— Start Data for the task —

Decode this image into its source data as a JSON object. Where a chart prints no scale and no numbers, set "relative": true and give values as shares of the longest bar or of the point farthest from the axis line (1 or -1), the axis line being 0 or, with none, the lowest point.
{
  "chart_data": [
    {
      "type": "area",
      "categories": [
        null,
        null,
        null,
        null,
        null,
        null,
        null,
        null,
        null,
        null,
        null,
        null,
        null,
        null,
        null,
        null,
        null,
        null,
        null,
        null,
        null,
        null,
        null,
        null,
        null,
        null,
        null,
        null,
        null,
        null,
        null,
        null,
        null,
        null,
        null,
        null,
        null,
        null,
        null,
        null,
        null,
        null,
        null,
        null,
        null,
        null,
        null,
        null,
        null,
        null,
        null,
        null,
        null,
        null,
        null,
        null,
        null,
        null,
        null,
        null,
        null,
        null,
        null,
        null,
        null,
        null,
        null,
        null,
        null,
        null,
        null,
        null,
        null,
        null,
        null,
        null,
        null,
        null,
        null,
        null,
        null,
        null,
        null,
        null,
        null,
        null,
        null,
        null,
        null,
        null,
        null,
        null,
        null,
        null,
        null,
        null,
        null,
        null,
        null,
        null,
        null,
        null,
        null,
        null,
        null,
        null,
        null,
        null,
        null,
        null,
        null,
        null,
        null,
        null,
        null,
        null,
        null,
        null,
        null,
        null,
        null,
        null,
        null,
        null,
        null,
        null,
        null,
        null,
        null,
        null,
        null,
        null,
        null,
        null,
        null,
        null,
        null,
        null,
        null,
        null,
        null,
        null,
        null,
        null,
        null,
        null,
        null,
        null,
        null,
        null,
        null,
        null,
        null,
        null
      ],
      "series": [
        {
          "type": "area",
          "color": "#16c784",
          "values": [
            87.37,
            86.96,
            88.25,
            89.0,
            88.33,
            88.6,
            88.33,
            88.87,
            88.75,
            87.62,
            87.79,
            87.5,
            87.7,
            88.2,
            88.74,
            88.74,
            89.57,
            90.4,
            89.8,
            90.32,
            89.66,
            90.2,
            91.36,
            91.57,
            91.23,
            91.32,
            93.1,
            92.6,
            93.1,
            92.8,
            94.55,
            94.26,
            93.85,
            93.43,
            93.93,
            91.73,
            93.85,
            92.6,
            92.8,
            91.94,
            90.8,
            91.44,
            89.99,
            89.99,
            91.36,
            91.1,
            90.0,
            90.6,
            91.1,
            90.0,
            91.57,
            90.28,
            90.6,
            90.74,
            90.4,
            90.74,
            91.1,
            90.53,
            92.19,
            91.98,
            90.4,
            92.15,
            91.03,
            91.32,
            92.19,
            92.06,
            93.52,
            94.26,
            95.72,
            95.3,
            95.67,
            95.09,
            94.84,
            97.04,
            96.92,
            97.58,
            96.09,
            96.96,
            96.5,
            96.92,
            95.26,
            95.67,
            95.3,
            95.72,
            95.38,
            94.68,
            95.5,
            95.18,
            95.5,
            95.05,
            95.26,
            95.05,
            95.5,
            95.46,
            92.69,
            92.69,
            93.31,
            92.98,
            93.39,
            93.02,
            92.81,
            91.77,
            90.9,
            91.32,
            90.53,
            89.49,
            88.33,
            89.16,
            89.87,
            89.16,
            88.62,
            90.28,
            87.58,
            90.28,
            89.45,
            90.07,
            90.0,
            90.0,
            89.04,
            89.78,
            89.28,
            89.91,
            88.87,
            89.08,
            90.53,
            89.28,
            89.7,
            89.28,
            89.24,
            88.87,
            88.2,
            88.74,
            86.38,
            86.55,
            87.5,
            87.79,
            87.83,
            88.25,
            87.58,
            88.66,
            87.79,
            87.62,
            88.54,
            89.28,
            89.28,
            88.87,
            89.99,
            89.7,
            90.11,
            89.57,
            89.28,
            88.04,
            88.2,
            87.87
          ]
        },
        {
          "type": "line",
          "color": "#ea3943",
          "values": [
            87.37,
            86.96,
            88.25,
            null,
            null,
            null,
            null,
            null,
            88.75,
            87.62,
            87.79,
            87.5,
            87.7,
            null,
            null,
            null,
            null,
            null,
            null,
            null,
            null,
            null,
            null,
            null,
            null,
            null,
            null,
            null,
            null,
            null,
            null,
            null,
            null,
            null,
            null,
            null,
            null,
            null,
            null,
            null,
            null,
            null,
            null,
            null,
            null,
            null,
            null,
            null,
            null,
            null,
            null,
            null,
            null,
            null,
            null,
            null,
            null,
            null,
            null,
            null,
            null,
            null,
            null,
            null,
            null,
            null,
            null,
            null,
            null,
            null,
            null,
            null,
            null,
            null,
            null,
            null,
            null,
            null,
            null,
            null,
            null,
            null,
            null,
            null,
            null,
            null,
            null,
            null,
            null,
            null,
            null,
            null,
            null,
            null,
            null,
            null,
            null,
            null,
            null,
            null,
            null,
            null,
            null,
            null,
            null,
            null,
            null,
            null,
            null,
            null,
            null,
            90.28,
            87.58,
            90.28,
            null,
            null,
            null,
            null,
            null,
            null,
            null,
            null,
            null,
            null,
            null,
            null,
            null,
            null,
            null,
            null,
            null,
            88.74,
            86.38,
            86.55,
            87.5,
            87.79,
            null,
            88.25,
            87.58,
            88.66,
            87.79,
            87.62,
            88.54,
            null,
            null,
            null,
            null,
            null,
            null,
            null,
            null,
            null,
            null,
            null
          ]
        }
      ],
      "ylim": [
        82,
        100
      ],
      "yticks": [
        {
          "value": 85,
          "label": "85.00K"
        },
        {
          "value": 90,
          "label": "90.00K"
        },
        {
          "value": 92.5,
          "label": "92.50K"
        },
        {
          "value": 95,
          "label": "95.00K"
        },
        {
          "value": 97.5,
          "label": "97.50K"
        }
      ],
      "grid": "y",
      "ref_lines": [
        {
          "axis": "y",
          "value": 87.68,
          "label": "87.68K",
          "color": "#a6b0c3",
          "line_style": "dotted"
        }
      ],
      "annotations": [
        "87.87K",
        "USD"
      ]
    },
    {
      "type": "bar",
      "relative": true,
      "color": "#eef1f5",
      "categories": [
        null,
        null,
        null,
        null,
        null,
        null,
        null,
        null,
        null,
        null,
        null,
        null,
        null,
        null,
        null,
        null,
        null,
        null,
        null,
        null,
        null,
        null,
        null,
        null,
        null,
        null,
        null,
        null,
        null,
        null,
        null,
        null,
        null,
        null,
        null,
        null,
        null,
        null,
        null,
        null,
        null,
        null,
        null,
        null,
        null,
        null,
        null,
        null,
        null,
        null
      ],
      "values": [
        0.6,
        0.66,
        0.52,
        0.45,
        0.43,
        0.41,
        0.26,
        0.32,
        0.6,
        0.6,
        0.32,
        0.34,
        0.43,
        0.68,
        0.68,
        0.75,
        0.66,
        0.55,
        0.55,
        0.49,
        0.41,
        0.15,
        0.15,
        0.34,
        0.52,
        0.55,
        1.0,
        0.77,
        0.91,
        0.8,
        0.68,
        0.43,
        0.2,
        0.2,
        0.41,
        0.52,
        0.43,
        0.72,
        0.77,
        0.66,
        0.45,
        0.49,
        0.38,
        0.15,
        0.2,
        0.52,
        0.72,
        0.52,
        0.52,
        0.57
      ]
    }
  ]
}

— End Data for the task —
— Start Data for the task —

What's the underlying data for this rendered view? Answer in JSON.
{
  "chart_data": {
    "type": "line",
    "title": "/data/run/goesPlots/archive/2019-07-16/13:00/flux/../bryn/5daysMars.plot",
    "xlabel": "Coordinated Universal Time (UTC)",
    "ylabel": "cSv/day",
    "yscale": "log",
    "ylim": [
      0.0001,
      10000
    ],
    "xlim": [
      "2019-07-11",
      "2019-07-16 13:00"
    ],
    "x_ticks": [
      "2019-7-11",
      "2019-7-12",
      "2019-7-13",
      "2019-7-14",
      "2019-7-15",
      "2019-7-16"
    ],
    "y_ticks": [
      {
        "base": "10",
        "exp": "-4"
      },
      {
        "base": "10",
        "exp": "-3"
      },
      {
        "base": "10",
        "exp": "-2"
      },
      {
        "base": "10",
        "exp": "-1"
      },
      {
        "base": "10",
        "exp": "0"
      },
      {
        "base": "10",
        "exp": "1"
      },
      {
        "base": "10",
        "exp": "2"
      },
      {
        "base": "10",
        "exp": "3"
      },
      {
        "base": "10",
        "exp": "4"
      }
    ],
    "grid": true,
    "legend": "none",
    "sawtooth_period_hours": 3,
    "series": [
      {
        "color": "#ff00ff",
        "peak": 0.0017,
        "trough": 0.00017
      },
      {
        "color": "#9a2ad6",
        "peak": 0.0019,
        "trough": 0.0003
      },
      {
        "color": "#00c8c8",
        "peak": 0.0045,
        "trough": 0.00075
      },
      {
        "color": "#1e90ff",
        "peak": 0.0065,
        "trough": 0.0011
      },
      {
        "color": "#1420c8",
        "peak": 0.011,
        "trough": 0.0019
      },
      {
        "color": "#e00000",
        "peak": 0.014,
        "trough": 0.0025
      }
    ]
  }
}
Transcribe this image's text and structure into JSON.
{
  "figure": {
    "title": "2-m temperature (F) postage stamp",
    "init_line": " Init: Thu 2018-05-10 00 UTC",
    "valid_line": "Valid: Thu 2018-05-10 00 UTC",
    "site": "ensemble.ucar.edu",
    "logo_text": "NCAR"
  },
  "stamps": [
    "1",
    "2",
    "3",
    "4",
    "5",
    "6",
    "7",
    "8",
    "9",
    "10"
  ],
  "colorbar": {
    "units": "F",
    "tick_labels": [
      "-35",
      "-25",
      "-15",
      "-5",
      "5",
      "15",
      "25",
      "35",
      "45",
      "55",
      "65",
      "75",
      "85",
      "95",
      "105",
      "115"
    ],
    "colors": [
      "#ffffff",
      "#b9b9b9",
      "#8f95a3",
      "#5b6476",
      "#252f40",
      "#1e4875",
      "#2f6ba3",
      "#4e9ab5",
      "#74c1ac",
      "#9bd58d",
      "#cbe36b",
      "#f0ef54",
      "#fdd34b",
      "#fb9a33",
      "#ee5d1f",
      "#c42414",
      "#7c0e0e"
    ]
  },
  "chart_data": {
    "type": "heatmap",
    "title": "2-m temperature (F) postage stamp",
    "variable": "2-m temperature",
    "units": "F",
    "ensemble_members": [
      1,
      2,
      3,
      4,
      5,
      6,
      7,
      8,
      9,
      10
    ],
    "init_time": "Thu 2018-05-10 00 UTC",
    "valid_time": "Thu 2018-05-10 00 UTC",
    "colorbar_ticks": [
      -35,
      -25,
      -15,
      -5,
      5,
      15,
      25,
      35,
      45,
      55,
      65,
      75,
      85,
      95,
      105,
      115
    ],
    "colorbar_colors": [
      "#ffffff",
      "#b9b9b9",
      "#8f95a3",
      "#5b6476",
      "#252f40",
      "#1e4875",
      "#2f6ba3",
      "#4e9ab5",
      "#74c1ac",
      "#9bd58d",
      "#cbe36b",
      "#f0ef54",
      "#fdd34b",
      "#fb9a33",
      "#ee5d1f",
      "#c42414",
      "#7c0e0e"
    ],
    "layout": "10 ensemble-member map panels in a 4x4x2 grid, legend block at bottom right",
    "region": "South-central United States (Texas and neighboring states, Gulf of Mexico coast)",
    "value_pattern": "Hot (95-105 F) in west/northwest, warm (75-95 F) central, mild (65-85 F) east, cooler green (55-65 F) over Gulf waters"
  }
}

— End Data for the task —

Identify and copy the lines holding the word "into".

Response below ->
Decode this image into its source data as a JSON object. Where a chart prints no scale and no numbers, set "relative": true and give values as shares of the longest bar or of the point farthest from the axis line (1 or -1), the axis line being 0 or, with none, the lowest point.
Transcribe this image's text and structure into JSON.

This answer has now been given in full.